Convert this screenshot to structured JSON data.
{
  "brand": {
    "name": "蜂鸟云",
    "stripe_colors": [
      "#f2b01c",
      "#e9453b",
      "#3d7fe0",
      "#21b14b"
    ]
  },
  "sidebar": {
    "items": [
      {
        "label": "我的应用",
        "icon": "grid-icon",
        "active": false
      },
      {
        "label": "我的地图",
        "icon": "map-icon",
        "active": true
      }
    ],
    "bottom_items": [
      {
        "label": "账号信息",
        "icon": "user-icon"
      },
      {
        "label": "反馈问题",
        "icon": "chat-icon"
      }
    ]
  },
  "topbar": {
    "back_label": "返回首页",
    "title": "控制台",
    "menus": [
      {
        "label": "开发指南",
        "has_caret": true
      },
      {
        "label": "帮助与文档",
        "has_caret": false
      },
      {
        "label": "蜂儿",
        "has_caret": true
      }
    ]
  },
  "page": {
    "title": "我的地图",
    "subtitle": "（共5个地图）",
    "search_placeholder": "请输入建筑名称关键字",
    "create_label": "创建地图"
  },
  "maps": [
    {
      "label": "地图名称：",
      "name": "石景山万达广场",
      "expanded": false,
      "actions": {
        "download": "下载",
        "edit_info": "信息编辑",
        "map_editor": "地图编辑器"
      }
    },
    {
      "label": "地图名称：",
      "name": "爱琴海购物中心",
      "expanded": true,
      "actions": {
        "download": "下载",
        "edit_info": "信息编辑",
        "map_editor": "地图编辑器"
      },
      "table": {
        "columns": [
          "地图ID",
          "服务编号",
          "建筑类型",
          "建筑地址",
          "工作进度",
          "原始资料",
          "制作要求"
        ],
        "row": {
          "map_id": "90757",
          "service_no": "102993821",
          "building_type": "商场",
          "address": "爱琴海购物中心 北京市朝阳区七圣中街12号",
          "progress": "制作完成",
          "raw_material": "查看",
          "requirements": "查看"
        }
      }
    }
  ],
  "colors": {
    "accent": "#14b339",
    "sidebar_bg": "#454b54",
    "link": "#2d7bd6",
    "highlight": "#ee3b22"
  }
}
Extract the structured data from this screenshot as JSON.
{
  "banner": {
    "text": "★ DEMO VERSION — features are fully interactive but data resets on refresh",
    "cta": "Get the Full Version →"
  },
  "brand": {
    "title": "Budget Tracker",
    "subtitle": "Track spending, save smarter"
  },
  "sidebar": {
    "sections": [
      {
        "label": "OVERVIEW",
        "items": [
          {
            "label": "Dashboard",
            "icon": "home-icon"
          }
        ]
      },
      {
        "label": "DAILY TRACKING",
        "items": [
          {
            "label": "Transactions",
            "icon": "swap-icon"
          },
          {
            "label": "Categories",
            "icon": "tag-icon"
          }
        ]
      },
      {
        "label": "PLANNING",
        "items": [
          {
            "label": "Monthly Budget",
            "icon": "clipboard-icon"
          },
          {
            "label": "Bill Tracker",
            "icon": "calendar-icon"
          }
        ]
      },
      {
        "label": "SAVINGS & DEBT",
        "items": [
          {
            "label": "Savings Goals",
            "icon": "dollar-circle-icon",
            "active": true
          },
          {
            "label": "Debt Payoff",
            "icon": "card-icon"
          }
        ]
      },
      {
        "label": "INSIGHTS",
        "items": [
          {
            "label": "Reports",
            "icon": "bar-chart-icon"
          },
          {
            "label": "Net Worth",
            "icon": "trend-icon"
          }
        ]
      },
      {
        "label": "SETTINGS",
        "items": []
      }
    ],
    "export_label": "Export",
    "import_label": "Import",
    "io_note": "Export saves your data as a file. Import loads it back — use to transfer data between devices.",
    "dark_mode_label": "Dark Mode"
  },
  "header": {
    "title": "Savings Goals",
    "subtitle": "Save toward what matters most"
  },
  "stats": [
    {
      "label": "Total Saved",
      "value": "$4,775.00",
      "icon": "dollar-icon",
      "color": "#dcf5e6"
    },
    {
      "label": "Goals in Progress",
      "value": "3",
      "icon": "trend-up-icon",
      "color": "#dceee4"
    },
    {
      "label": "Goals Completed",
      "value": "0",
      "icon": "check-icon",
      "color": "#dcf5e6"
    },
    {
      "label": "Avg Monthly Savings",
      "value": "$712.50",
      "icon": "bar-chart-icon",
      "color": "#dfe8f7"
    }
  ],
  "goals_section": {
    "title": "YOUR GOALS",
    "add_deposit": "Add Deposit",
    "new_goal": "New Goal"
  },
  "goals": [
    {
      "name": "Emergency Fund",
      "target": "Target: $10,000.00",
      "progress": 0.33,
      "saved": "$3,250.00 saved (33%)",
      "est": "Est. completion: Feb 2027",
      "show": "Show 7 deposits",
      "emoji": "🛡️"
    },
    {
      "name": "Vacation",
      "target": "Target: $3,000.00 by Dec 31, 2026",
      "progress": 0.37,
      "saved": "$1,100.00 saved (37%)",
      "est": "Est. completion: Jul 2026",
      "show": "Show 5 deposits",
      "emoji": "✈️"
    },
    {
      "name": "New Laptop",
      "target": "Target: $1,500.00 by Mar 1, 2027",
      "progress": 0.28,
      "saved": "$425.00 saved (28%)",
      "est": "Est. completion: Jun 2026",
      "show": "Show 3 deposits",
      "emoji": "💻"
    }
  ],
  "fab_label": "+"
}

+ + + + +

PROBLEM: Pull every line containing "Monthly" out of the records.

TASK ANSWER:
            "label": "Monthly Budget",
      "label": "Avg Monthly Savings",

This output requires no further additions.